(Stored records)
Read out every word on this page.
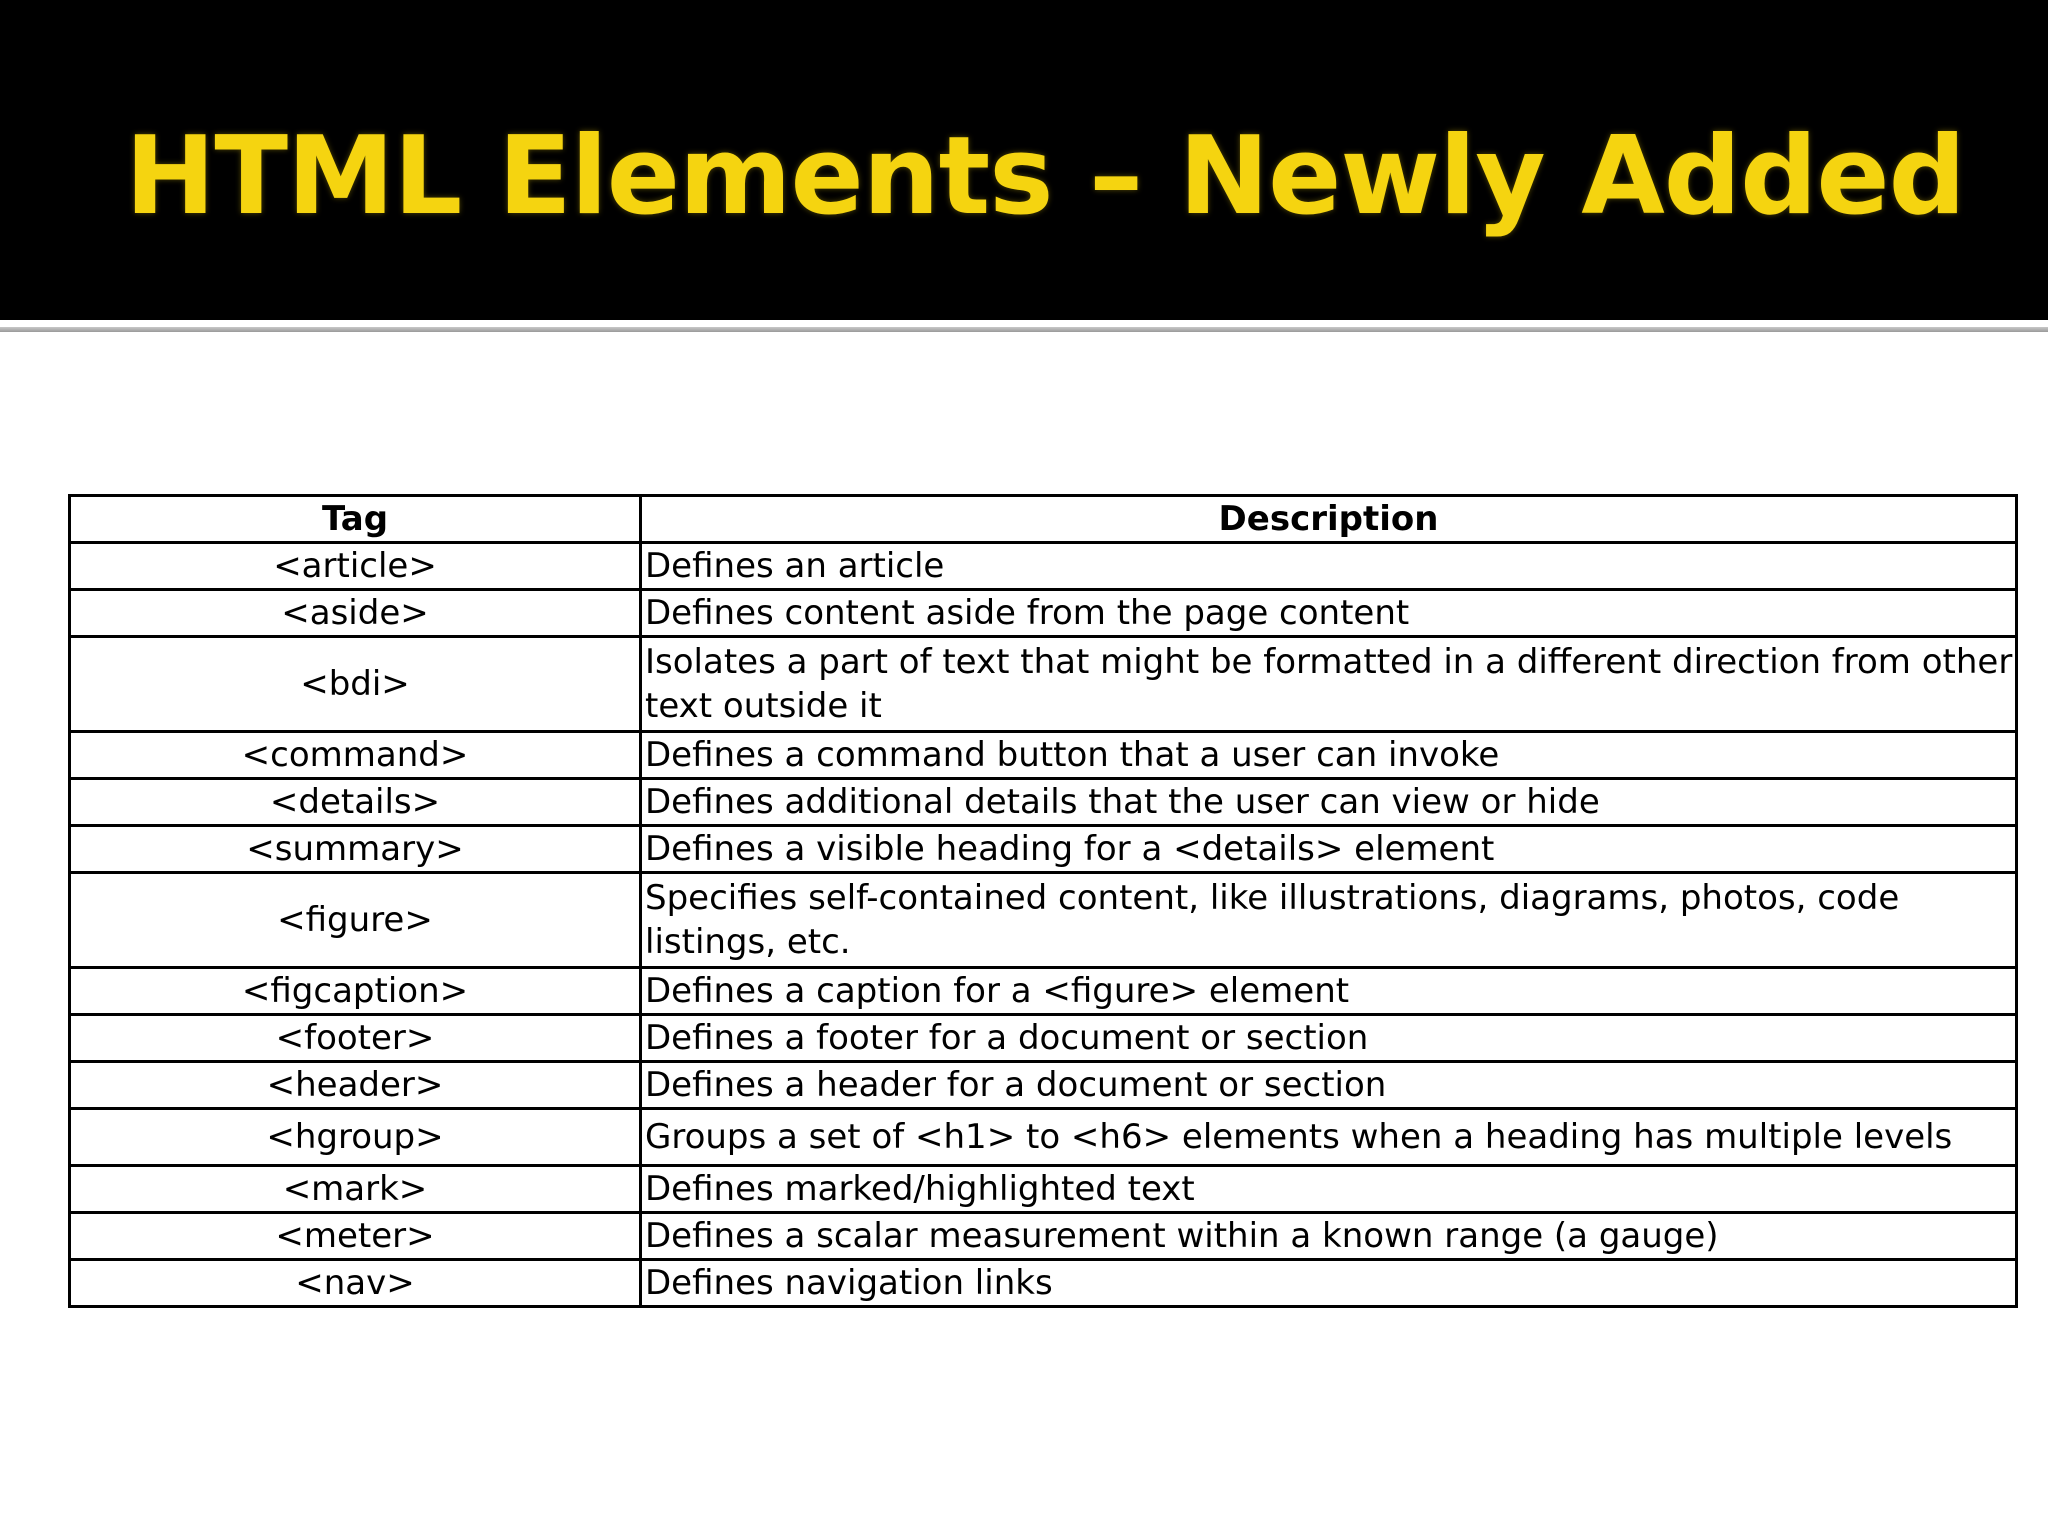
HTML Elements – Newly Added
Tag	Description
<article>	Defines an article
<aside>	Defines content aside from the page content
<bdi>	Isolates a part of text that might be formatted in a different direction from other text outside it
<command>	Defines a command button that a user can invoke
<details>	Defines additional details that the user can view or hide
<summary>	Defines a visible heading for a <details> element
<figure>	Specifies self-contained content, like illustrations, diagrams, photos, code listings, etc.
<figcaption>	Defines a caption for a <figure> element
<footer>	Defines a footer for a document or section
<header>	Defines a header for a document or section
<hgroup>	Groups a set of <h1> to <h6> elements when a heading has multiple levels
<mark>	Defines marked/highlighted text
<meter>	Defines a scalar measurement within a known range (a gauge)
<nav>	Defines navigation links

---

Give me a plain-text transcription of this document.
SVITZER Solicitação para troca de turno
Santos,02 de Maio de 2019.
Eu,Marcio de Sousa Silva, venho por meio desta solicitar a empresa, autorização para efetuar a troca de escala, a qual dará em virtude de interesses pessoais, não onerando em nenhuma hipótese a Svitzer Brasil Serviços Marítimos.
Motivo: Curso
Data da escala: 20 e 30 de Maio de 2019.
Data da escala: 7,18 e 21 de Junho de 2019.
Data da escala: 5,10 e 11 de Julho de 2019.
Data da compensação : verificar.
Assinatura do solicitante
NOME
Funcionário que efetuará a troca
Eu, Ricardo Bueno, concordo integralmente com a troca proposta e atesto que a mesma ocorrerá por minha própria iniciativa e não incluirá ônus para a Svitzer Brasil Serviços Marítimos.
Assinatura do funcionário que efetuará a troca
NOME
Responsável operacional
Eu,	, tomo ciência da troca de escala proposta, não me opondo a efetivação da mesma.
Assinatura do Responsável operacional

Aim of the exercise
Identify lines with the string "from". Copy each one.

The answer
<aside>	Defines content aside from the page content
<bdi>	Isolates a part of text that might be formatted in a different direction from other text outside it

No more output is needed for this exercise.